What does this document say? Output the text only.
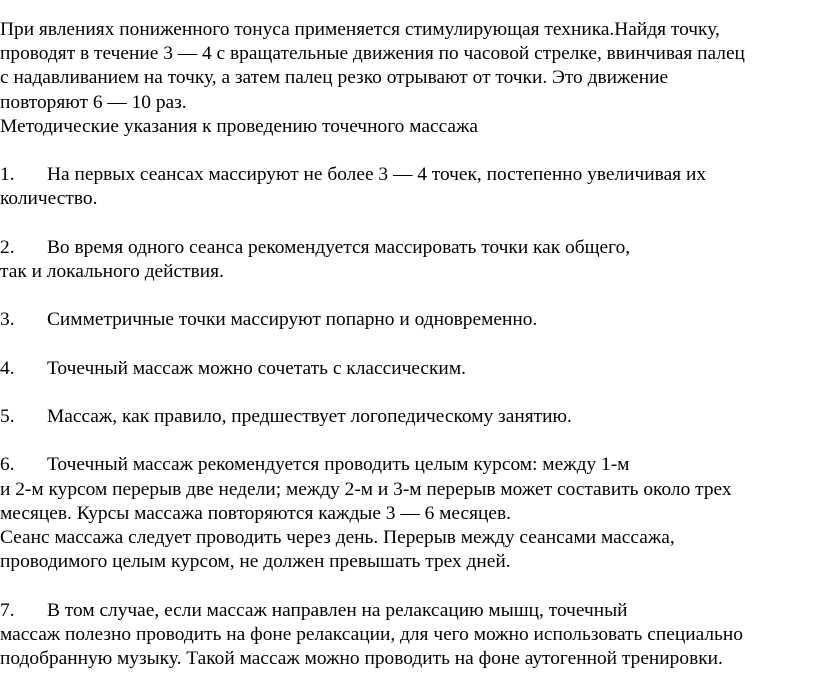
При явлениях пониженного тонуса применяется стимулирующая техника.Найдя точку,
проводят в течение 3 — 4 с вращательные движения по часовой стрелке, ввинчивая палец
с надавливанием на точку, а затем палец резко отрывают от точки. Это движение
повторяют 6 — 10 раз.
Методические указания к проведению точечного массажа
1. На первых сеансах массируют не более 3 — 4 точек, постепенно увеличивая их
количество.
2. Во время одного сеанса рекомендуется массировать точки как общего,
так и локального действия.
3. Симметричные точки массируют попарно и одновременно.
4. Точечный массаж можно сочетать с классическим.
5. Массаж, как правило, предшествует логопедическому занятию.
6. Точечный массаж рекомендуется проводить целым курсом: между 1-м
и 2-м курсом перерыв две недели; между 2-м и 3-м перерыв может составить около трех
месяцев. Курсы массажа повторяются каждые 3 — 6 месяцев.
Сеанс массажа следует проводить через день. Перерыв между сеансами массажа,
проводимого целым курсом, не должен превышать трех дней.
7. В том случае, если массаж направлен на релаксацию мышц, точечный
массаж полезно проводить на фоне релаксации, для чего можно использовать специально
подобранную музыку. Такой массаж можно проводить на фоне аутогенной тренировки.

WRITTEN PROBLEM -> The records above are to be quoted exactly, with all pictures left out.

WRITTEN SOLUTION ->
What does this document say? Output the text only.
При явлениях пониженного тонуса применяется стимулирующая техника.Найдя точку,
проводят в течение 3 — 4 с вращательные движения по часовой стрелке, ввинчивая палец
с надавливанием на точку, а затем палец резко отрывают от точки. Это движение
повторяют 6 — 10 раз.
Методические указания к проведению точечного массажа
1. На первых сеансах массируют не более 3 — 4 точек, постепенно увеличивая их
количество.
2. Во время одного сеанса рекомендуется массировать точки как общего,
так и локального действия.
3. Симметричные точки массируют попарно и одновременно.
4. Точечный массаж можно сочетать с классическим.
5. Массаж, как правило, предшествует логопедическому занятию.
6. Точечный массаж рекомендуется проводить целым курсом: между 1-м
и 2-м курсом перерыв две недели; между 2-м и 3-м перерыв может составить около трех
месяцев. Курсы массажа повторяются каждые 3 — 6 месяцев.
Сеанс массажа следует проводить через день. Перерыв между сеансами массажа,
проводимого целым курсом, не должен превышать трех дней.
7. В том случае, если массаж направлен на релаксацию мышц, точечный
массаж полезно проводить на фоне релаксации, для чего можно использовать специально
подобранную музыку. Такой массаж можно проводить на фоне аутогенной тренировки.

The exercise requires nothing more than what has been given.